**Fragment do przeczytania**.
>>
Gursztyn dla wPolityce.pl: "Ogromna część polskiej winy za regres Ziem Zachodnich to efekt systemu komunistycznego"

Czytaj więcej Subskrybuj 50% taniej
Sprawdź
Dworzec w Braniewie. Fot. Wikipedia
Dworzec w Braniewie. Fot. Wikipedia

Chwała Piotrowi Zarembie, że zauważył i opisał na portalu wPolityce.pl kuriozalny wywiad w GW z prof. Zdzisławem Machem ("Kresowe życie na walizkach", GW, 22 grudnia 2010). Wywiad jest kuriozalny, bo zawiera wiele ocen fałszywych i wiele tak uproszczonych, że nie mających wiele wspólnego z prawdą. Na dodatek - co słusznie Zaremba podkreślił - prof. Mach przyjmuje tam optykę niemiecką. I to bardziej z kręgów tzw. Wypędzonych niż innych środowisk (bo warto pamiętać, że Niemcy były i są krajem bardziej zróżnicowanym niż nam się wydaje).

Wyeksponowana przez GW teza brzmi tak:

Deportacja Niemców z Dolnego Śląska była błędem. Gdyby zostali, nauczyliby przybyszów, do czego służy kanalizacja i maszyny rolnicze. Polscy wypędzeni z Kresów Wschodnich szybciej odtworzyliby swoją tożsamość.

Nie kwestionuję wiedzy profesora, który prowadził badania naukowe na temat przesiedleń. Kwestionuję jego wnioski. Będąc skromnym magistrem historii pozwolę sobie na polemikę z profesorem socjologii z następujących powodów. Otóż prof. Mach swoją wiedzę oparł na studium przypadku. Losie grupy polskich przesiedleńców spod Czortkowa, którzy przyjechali na Dolny Śląsk. Moja zaś wiedza wynika z tego, że sam będąc synem przesiedleńca spod Wilna badałem dzieje mojego rodzinnego powiatu. Konkretnie chodzi o Braniewo, czyli miasto w dawnych Prusach Wschodnich.

Od dziecka nasłuchałem się masy opowieści z czasu wielkiej wędrówki ludów. A od wieku młodzieńczego - kiedy zacząłem rozumieć język niemiecki (gnany ciekawością, by poznać dzieje rodzinnego miasta i dowiedzieć się co myśli druga strona) - przeczytałem kilogramy literatury na ten temat. Tematyka tych lektur wychodziła znacznie poza granice regionu.
<<
**Wyciąg z danych**.
>>
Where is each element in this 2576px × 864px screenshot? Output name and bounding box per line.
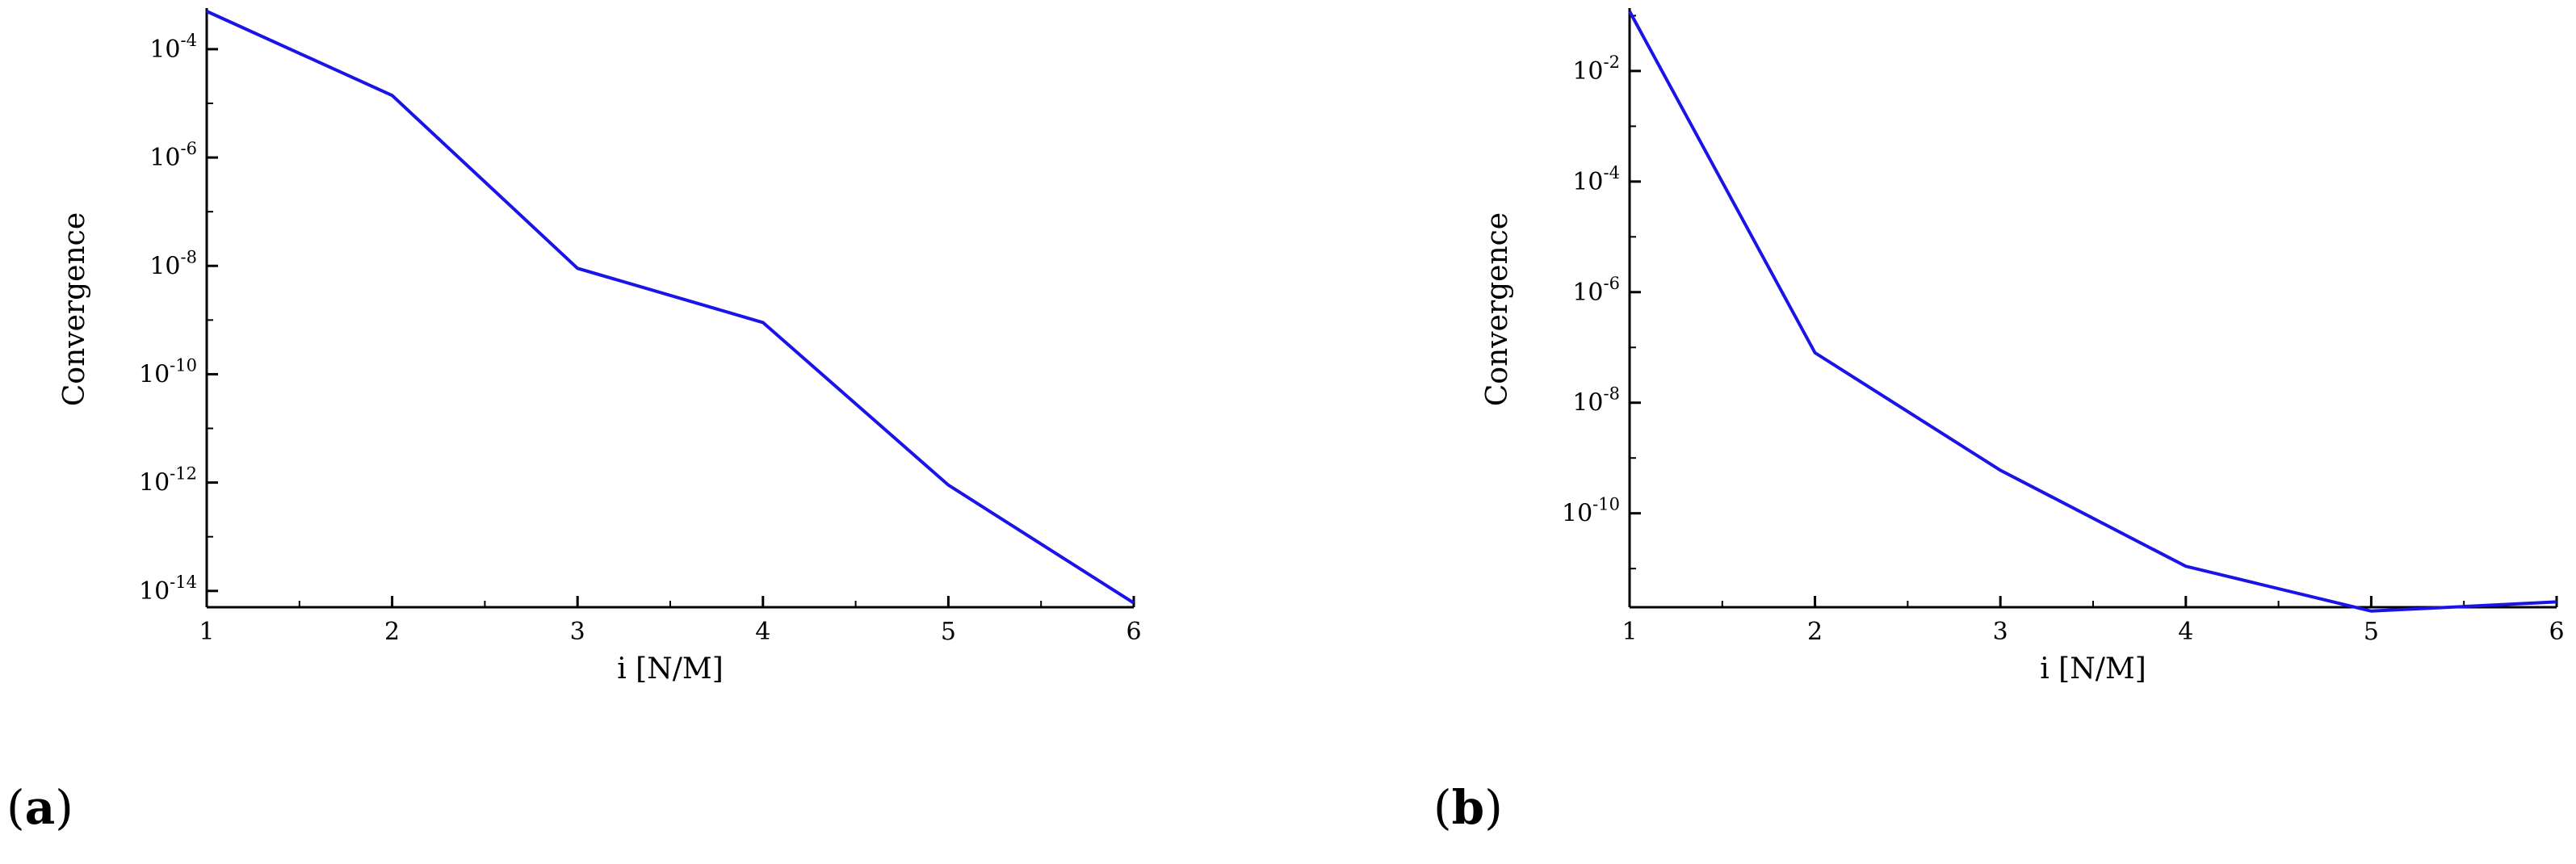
<<
**Ćwiczenia**.
1 > Dzieje którego powiatu badał autor artykułu o przesiedleniach?
2 > Przepisz z artykułu o przesiedleniach fragment od słów „Nie kwestionuję wiedzy” do słów „dawnych Prusach Wschodnich.” włącznie.
3 > Pisz dalej artykuł o przesiedleniach od miejsca, w którym się urywa.

**Odpowiedzi**.
1 > Swojego rodzinnego powiatu, czyli Braniewa w dawnych Prusach Wschodnich.

2 >
Nie kwestionuję wiedzy profesora, który prowadził badania naukowe na temat przesiedleń. Kwestionuję jego wnioski. Będąc skromnym magistrem historii pozwolę sobie na polemikę z profesorem socjologii z następujących powodów. Otóż prof. Mach swoją wiedzę oparł na studium przypadku. Losie grupy polskich przesiedleńców spod Czortkowa, którzy przyjechali na Dolny Śląsk. Moja zaś wiedza wynika z tego, że sam będąc synem przesiedleńca spod Wilna badałem dzieje mojego rodzinnego powiatu. Konkretnie chodzi o Braniewo, czyli miasto w dawnych Prusach Wschodnich.

3 >
Mogę dzięki temu stwierdzić, że bardzo wiele zdań prof. Macha to twierdzenia całkowicie absurdalne. Choćby to pierwsze o umiejętności korzystania z kanalizacji i maszyn rolniczych. Jest wprawdzie w iluś opowieściach z tamtych lat opisane to, jak "zabugowcy" ze zdziwieniem patrzyli na krany z bieżącą wodą. Albo są w filmie dla dzieci "Gazda z Diabelnej" chłopcy zbijający płot z nart. Tylko czy to prawda? I jak masowe były to zjawiska?

Śmiem twierdzić, że to bzdura. Zapóźnienie cywilizacyjne kresowian wynikało nie z nieznajomości powyższych urządzeń, co z ograniczonego doń dostępu. Kran z wodą bieżącą najprymitywniejszy chłop widział na dworcu w Lidzie, Grodnie, czy Zdołbunowie. Maszyny rolnicze były znane - wystarczy spojrzeć na reklamy w przedwojennych czasopismach (prenumerowanych także na wschodzie II RP, choćby przez szkoły) - tyle, że były drogie. Niemiecki rolnik je posiadał bo był zamożny. Polski ich nie miał, bo nie było go stać. Ale chciał je mieć, i wiedział jak z nich korzystać.

Dla przesiedleńców cenne były te rzeczy, które przywieźli z utraconego domu, ze wschodu. Tego, co dostali na zachodzie, ani nie cenili, ani nie rozumieli. I jeszcze w dodatku były to przedmioty wroga. Niszcząc je, mścili się na Niemcach

- twierdzi profesor. Czyżby? Na tej zasadzie sowieccy żołnierze powinni niszczyć trofiejnyje zegarki, bo niemieckie.

Jeszcze w latach 80. za stodołami wielu gospodarstw można było znaleźć poniemieckie zardzewiałe żelastwo

- pisze profesor Mach. Ale przecież wtedy ci rolnicy używali już od dawna ciągników. A niszczały poniemieckie maszyny wtedy już archaiczne, bo przystosowane do trakcji konnej.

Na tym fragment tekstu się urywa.